[Task data]
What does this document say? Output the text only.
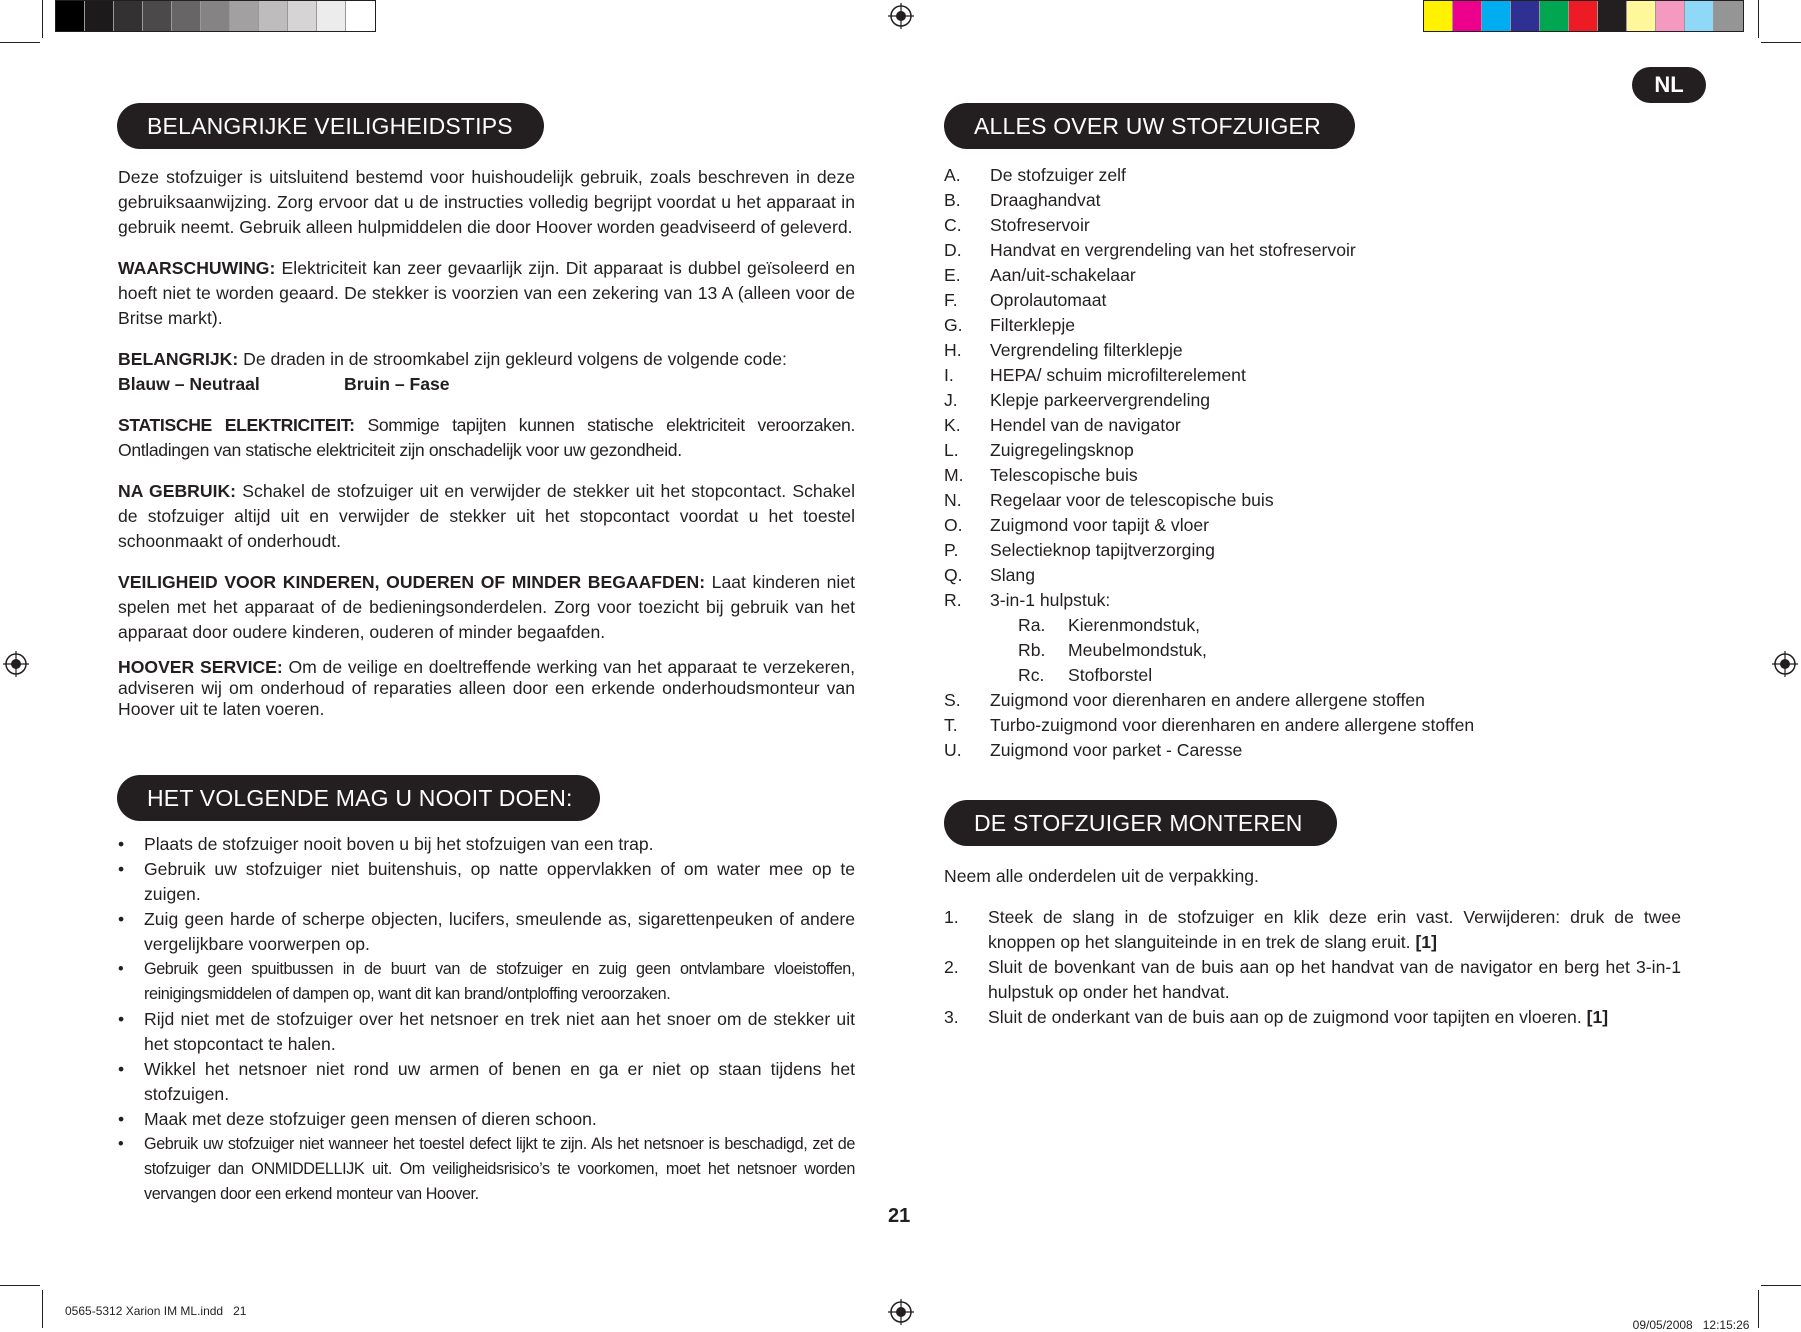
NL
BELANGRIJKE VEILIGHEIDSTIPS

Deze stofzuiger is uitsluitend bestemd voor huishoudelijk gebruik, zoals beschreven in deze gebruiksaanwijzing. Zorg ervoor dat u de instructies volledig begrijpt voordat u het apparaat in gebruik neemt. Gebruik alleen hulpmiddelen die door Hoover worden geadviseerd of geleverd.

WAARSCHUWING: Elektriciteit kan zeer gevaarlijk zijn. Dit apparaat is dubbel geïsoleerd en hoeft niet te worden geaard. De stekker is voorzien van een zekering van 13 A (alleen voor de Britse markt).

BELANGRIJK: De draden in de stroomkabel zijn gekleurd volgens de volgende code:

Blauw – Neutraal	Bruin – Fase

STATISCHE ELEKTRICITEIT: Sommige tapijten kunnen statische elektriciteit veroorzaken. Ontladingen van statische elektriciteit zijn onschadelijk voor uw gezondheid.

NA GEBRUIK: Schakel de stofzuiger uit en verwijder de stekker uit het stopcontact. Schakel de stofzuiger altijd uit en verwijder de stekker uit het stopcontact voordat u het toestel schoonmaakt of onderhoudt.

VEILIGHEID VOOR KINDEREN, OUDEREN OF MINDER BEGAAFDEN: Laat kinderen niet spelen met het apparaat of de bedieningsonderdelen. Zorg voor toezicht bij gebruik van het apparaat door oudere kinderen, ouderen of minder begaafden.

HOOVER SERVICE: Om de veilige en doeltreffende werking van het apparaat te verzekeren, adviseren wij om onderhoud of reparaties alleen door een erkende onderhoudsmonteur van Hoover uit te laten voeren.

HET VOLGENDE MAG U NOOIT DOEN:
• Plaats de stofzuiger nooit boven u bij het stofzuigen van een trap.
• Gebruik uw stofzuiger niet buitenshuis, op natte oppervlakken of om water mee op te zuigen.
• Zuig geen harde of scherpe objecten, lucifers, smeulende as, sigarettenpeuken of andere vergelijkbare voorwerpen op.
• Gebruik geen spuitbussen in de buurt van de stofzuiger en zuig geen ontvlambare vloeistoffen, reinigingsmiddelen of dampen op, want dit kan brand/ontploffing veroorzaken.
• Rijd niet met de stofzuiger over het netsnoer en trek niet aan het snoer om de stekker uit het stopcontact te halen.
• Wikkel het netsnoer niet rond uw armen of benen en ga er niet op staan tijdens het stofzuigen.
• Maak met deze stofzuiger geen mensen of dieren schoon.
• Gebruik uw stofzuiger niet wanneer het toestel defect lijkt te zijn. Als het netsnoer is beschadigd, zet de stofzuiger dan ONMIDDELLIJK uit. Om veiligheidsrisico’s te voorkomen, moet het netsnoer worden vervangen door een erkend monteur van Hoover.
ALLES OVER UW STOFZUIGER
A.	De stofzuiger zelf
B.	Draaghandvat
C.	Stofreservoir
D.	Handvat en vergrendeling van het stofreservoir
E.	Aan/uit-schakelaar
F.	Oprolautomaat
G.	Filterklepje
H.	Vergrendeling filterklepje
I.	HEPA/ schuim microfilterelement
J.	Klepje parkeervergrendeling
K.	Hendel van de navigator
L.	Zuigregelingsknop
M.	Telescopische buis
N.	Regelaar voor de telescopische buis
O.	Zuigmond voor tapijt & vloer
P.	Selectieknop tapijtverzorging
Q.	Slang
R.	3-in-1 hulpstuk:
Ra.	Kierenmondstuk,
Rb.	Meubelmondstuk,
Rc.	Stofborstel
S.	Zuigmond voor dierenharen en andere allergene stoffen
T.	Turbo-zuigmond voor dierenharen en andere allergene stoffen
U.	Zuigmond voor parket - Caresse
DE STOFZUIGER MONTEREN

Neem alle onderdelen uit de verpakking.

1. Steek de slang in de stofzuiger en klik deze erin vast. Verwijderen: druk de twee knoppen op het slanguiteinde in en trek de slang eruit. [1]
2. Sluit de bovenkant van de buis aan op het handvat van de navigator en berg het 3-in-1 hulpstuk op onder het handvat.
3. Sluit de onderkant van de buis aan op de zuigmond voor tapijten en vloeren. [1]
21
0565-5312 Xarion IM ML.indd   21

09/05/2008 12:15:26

[Written problem] Pick out the lines containing the string "hulpstuk" and show them.

[Response to this exercise]
R.	3-in-1 hulpstuk:
2. Sluit de bovenkant van de buis aan op het handvat van de navigator en berg het 3-in-1 hulpstuk op onder het handvat.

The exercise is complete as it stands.